[Stated goal] Pull out every line from the listing that has the word "Configure".

===============

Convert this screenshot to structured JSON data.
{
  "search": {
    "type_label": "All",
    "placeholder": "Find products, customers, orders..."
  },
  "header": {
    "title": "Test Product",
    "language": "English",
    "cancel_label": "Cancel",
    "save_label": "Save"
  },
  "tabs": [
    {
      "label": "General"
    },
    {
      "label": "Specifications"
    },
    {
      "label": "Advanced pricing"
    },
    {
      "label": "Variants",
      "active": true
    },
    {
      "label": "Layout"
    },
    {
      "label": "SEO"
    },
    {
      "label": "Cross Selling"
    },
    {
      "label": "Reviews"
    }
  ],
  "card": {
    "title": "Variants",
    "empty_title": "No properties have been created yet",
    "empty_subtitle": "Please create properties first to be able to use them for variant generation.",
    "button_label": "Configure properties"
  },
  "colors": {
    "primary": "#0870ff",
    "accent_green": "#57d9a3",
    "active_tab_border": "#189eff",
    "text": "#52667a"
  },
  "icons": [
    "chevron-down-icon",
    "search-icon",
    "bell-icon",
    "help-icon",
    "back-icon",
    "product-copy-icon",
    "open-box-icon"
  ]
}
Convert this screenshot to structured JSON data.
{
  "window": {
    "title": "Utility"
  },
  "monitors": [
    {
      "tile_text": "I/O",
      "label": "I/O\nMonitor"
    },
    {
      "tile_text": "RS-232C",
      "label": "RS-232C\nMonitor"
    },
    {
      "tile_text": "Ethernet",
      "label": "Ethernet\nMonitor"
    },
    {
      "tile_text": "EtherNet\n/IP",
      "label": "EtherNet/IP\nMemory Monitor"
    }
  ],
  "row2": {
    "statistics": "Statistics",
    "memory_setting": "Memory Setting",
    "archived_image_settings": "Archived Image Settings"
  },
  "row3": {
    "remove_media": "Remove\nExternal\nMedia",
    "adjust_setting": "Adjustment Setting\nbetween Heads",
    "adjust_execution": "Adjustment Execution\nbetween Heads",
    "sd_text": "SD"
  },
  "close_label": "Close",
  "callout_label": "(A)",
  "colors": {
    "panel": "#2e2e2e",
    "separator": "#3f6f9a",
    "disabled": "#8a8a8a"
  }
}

===============

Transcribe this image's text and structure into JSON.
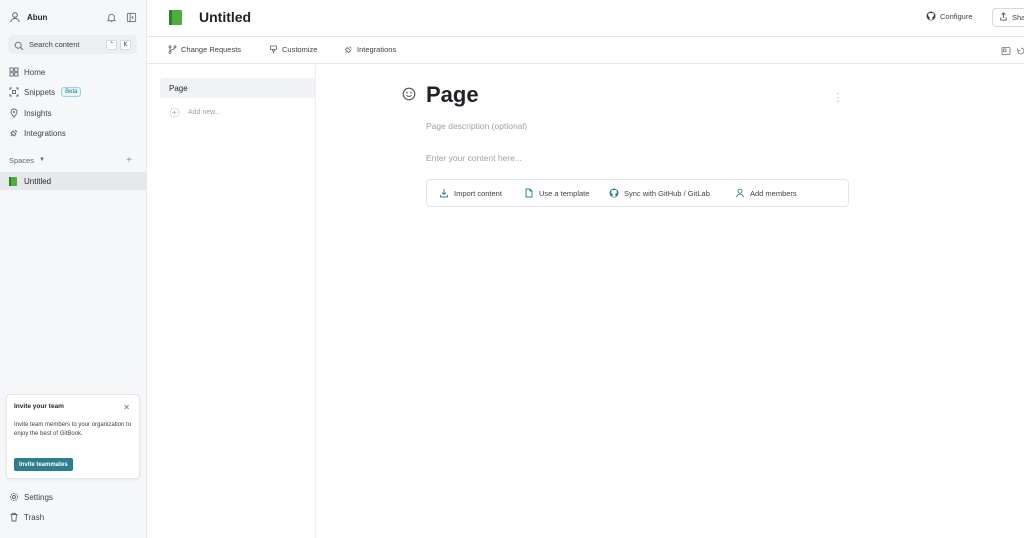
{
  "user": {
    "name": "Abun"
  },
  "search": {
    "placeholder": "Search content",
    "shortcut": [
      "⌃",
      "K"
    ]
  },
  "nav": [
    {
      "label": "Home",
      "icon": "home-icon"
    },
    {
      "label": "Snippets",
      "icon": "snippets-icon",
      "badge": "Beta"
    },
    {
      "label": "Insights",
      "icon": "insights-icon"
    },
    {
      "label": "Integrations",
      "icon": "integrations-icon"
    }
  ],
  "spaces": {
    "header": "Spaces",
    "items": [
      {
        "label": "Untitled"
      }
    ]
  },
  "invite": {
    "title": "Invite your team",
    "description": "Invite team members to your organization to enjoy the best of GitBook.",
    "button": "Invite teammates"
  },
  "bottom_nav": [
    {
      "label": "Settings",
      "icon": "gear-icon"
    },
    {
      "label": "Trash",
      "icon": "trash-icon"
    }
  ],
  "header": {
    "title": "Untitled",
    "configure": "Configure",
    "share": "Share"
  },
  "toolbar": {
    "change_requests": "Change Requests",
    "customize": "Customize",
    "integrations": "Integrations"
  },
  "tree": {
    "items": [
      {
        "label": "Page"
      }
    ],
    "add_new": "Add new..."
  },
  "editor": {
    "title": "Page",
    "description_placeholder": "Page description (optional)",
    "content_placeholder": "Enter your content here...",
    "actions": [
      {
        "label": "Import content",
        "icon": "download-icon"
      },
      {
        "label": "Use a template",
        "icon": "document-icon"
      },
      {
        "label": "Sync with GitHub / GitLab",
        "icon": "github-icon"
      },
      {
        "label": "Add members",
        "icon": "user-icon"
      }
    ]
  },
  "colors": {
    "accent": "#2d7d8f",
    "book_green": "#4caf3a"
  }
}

===============

[Solution for this problem]
    "button_label": "Configure properties"
    "configure": "Configure",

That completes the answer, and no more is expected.